[MATERIAL SHOWN — start]

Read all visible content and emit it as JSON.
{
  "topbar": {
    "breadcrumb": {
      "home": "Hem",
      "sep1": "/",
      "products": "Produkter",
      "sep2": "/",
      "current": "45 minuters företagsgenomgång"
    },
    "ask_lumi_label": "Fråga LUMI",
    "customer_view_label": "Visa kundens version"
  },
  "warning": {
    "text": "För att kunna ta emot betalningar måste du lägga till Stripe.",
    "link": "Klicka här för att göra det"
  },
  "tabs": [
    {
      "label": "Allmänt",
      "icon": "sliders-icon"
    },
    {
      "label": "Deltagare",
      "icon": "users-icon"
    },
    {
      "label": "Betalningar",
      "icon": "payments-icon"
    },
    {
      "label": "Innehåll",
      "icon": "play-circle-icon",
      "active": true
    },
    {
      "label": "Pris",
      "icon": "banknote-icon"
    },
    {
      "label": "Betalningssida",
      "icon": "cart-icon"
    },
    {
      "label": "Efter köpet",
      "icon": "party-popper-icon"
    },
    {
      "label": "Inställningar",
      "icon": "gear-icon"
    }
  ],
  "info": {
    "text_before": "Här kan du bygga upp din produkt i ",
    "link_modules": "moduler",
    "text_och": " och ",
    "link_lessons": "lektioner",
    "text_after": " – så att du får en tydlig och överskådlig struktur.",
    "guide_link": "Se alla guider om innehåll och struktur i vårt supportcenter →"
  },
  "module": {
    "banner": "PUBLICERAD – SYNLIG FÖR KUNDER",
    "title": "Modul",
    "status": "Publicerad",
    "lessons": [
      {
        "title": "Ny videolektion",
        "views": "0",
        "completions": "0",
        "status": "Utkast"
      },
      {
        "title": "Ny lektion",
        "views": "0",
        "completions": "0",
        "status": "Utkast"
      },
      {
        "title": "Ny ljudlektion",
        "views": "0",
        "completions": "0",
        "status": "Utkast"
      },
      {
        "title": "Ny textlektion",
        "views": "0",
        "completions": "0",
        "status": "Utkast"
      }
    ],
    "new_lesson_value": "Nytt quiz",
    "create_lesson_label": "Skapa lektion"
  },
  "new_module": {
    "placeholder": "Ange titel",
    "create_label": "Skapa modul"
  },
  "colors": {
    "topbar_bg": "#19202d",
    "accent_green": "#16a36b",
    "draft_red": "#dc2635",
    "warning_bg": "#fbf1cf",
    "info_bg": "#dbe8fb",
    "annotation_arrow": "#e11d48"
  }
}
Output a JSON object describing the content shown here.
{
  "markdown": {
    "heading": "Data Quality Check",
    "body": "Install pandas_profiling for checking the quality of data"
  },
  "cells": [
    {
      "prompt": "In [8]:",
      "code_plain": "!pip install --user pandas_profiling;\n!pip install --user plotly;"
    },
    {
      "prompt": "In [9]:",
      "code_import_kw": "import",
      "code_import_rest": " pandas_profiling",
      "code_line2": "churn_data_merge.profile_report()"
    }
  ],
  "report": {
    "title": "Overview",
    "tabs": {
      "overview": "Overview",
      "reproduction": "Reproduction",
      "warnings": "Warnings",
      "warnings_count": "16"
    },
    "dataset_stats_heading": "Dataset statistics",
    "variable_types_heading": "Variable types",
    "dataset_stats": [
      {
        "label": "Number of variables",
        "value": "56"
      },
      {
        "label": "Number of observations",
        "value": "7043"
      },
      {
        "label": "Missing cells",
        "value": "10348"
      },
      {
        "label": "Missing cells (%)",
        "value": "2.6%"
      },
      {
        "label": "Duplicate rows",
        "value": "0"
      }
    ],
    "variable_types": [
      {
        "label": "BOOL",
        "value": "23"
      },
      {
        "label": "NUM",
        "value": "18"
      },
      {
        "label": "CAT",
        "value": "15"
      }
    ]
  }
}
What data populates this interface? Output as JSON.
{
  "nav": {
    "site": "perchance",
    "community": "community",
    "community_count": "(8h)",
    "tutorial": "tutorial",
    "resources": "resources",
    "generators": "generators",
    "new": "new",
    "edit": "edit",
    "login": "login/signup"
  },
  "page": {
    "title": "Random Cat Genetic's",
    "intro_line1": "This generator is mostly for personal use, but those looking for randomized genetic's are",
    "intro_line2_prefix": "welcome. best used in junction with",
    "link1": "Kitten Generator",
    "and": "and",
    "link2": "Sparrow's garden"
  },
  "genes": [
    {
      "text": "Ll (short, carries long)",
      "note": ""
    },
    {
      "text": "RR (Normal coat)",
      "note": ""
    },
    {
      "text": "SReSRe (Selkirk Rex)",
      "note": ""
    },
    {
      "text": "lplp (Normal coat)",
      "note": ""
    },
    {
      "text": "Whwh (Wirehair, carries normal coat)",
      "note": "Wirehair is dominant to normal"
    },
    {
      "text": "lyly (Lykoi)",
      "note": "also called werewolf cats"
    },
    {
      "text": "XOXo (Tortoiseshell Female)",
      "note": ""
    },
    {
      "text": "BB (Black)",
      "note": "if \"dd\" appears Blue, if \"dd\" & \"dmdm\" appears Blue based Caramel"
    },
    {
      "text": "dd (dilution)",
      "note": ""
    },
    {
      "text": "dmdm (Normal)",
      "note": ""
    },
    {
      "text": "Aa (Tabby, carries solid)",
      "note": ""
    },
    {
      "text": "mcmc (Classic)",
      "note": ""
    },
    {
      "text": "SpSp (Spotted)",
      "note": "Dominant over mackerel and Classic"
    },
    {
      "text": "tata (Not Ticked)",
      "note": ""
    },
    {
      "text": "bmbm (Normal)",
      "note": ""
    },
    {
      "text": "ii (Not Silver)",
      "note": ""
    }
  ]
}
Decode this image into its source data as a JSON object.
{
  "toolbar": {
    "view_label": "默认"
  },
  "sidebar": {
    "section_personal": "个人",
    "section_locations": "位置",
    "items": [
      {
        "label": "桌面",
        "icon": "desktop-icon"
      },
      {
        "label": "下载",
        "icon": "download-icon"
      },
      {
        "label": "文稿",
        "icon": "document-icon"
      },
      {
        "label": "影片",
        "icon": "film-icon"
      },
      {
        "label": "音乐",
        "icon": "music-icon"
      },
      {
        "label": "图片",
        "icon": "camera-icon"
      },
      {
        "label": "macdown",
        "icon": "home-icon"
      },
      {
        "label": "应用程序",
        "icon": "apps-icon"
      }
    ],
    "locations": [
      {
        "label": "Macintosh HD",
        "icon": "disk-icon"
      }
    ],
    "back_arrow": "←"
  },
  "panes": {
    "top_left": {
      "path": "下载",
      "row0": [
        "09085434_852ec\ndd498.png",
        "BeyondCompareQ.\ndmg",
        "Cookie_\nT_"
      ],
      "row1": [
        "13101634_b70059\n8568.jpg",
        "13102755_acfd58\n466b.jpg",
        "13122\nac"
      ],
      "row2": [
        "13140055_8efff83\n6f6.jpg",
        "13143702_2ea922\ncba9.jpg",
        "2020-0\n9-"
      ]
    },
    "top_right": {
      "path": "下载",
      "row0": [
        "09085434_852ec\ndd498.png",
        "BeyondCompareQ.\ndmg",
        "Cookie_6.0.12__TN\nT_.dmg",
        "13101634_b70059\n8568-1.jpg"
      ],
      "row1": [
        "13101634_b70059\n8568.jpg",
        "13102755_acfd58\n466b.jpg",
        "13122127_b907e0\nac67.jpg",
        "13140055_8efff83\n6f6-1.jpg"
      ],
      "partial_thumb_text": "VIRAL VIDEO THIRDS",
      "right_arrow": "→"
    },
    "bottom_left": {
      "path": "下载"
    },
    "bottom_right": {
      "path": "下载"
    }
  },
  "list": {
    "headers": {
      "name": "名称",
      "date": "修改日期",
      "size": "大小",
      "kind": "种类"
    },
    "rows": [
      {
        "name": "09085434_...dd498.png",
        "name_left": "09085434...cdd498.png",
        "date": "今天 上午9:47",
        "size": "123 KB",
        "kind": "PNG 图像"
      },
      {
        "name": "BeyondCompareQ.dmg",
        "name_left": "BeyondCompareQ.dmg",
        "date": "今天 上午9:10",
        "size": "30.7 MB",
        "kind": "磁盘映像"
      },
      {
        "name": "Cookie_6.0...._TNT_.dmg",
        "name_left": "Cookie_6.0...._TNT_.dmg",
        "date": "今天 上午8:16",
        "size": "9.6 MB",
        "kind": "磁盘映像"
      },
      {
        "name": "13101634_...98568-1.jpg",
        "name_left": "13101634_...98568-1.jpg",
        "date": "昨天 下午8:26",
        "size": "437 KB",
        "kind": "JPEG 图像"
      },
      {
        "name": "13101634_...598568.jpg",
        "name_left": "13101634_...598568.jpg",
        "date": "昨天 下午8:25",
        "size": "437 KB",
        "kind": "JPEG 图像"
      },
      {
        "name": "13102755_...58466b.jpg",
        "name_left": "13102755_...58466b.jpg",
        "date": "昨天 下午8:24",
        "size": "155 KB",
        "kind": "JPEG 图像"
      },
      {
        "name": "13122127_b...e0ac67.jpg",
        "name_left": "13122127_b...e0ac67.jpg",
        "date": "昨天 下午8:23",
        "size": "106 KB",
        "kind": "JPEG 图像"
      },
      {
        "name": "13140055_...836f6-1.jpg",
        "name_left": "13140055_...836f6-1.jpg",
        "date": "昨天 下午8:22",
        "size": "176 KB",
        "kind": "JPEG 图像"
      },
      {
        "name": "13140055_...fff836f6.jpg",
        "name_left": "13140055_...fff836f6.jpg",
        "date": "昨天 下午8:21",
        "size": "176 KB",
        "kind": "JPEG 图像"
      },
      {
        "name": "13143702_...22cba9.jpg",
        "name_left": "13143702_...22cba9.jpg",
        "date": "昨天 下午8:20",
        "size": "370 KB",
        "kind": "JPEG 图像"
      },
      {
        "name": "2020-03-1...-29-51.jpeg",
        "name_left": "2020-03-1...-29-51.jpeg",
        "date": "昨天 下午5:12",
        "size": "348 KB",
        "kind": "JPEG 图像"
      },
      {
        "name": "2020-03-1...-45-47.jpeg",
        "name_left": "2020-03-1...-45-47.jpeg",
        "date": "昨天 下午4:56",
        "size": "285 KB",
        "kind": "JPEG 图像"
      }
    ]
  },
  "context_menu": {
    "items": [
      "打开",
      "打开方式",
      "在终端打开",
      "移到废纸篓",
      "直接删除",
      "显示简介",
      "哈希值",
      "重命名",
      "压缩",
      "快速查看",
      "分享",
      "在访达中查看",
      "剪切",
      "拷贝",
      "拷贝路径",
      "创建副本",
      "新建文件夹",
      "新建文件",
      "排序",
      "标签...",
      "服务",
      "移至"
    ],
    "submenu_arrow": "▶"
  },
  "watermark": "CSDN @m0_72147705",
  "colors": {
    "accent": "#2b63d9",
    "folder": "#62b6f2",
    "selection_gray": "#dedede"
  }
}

[MATERIAL SHOWN — finish]

Using the records above, pull out each line where the word "BeyondCompareQ" occurs.

        "BeyondCompareQ.\ndmg",
        "BeyondCompareQ.\ndmg",
        "name": "BeyondCompareQ.dmg",
        "name_left": "BeyondCompareQ.dmg",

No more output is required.